§ **Problem requirements**
Copy every line that holds "number".

§ **Material provided**
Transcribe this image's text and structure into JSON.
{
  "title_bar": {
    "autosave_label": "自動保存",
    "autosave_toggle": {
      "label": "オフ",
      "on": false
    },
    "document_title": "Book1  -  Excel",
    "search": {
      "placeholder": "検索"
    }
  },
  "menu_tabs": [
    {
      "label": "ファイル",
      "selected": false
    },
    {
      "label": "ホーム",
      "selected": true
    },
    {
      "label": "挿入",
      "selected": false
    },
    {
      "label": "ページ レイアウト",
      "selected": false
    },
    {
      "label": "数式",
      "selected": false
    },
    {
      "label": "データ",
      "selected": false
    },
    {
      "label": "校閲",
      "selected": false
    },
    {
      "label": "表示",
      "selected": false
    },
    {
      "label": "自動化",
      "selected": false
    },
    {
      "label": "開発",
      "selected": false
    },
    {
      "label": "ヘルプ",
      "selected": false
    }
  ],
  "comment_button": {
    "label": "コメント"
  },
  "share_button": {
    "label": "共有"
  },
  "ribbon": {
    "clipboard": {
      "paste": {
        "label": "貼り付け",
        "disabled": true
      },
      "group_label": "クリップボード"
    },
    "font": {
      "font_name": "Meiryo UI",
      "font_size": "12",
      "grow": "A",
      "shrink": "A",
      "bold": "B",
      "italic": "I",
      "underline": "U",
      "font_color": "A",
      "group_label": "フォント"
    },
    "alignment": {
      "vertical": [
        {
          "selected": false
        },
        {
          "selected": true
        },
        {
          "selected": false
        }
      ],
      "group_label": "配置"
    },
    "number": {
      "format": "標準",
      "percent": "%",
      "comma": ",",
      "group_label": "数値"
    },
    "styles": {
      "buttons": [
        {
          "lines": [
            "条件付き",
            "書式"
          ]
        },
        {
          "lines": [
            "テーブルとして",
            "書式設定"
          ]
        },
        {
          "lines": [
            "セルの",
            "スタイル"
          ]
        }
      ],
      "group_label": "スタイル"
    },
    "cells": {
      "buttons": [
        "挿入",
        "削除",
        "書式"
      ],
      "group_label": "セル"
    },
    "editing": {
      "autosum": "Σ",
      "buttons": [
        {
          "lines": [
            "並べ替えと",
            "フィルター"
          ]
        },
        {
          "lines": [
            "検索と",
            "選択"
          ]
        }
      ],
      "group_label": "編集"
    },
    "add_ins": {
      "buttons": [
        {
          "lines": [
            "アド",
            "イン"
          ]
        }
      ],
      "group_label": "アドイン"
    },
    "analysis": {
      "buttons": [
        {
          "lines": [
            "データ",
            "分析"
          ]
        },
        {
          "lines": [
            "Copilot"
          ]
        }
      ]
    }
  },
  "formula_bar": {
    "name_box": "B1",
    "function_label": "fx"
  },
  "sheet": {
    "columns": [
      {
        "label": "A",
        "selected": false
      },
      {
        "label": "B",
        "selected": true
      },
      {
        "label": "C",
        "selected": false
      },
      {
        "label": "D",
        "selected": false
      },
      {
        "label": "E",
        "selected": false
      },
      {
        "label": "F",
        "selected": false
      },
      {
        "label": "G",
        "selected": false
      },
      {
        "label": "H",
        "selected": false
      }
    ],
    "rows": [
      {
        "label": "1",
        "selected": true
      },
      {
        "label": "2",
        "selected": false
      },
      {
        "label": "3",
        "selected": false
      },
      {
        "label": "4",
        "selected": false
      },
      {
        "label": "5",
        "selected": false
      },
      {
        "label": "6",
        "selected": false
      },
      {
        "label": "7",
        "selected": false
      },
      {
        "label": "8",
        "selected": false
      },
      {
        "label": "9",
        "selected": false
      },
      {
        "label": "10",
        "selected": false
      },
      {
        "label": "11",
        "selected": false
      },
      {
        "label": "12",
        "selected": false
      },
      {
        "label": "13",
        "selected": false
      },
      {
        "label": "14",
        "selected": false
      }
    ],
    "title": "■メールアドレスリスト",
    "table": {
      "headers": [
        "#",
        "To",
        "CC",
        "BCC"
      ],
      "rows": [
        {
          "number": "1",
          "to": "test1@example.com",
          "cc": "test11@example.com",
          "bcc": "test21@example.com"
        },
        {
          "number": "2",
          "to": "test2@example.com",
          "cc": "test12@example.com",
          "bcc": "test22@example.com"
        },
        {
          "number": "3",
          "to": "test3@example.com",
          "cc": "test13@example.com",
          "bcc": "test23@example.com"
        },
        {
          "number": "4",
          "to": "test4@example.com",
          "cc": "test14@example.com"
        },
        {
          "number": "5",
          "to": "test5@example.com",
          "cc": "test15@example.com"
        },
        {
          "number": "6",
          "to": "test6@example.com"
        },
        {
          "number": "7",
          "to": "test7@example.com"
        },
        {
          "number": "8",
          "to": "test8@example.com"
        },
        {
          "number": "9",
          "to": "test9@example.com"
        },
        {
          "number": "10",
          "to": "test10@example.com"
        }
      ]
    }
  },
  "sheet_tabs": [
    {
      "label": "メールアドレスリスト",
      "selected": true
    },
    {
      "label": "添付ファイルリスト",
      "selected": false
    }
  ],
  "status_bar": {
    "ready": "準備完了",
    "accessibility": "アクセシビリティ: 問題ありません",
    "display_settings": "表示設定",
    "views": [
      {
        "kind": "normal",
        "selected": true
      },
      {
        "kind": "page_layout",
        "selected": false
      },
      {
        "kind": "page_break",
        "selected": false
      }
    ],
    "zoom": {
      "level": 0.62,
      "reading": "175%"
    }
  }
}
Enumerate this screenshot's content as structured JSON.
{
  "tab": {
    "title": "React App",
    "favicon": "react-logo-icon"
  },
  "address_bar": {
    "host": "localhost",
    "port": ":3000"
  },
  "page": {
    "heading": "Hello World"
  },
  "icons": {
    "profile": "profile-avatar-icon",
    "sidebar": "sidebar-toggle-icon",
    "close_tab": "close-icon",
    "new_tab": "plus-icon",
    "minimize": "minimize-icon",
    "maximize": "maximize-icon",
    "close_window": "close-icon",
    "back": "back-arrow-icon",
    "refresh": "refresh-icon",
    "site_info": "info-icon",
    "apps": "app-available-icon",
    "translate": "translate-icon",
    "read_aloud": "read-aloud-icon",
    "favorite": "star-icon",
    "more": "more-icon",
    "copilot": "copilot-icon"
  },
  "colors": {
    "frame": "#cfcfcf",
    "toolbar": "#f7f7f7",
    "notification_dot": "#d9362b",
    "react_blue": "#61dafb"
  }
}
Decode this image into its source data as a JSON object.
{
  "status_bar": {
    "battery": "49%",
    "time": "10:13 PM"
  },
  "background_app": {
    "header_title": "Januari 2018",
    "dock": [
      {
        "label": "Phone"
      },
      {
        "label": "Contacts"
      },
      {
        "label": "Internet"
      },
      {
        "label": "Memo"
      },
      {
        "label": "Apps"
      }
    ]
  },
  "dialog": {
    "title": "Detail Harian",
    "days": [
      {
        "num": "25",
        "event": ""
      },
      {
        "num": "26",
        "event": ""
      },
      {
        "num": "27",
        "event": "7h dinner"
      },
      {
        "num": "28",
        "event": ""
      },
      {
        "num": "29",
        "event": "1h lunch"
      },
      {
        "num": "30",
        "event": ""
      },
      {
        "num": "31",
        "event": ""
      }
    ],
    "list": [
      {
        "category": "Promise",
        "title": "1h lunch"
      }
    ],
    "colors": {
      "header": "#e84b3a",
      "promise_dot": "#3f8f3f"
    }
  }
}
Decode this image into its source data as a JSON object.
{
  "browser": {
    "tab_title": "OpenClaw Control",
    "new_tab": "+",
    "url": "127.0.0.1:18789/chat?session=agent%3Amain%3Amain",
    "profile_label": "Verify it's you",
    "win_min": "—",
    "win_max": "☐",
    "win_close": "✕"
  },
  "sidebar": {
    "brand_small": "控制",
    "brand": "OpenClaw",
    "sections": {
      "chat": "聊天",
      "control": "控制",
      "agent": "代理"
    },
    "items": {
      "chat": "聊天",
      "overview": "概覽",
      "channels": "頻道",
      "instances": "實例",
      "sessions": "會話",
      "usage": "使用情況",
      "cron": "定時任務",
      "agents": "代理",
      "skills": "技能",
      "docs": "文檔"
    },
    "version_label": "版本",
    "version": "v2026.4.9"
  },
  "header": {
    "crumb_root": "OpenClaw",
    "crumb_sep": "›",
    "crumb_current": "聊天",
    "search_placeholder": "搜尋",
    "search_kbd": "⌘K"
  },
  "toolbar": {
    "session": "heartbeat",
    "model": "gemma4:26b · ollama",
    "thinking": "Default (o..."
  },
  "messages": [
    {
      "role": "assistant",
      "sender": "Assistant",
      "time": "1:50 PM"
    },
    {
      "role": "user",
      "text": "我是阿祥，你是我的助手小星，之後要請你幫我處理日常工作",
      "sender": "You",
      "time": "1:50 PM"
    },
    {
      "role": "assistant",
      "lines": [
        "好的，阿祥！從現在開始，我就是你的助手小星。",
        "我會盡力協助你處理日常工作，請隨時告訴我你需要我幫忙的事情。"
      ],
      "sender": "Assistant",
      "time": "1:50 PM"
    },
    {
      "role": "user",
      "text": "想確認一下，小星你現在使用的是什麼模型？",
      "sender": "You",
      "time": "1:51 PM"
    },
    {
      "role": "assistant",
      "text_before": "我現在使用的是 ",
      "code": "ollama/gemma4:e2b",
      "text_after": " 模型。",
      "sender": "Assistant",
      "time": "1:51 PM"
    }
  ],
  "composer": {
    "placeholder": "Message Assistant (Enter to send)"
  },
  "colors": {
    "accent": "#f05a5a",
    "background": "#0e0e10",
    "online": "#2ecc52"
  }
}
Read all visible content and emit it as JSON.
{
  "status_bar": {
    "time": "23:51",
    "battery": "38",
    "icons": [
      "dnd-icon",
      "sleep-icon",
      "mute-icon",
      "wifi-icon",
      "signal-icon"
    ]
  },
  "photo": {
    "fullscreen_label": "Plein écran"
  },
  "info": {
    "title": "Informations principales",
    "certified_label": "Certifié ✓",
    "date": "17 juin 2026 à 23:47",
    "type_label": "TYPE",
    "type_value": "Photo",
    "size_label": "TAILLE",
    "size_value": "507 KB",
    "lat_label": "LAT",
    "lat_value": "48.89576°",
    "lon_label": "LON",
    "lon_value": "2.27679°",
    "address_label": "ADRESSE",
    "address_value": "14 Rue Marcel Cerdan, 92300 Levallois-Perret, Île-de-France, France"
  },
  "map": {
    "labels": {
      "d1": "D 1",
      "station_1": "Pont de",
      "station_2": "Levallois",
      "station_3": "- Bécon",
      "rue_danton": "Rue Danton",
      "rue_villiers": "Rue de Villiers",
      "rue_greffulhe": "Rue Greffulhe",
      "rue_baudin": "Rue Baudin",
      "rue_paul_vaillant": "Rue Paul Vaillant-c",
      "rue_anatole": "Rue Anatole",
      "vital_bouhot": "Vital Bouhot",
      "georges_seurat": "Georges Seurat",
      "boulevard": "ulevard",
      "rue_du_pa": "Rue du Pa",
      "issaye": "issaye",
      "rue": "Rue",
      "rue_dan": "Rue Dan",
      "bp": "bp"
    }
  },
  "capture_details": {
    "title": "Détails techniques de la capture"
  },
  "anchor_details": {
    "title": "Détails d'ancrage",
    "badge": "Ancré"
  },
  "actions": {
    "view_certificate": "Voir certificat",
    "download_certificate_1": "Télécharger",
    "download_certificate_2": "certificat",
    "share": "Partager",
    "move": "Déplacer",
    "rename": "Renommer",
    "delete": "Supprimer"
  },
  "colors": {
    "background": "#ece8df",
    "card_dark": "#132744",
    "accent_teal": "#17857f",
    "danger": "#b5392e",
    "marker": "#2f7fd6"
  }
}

§ **Answer for the task**
    "number": {
          "number": "1",
          "number": "2",
          "number": "3",
          "number": "4",
          "number": "5",
          "number": "6",
          "number": "7",
          "number": "8",
          "number": "9",
          "number": "10",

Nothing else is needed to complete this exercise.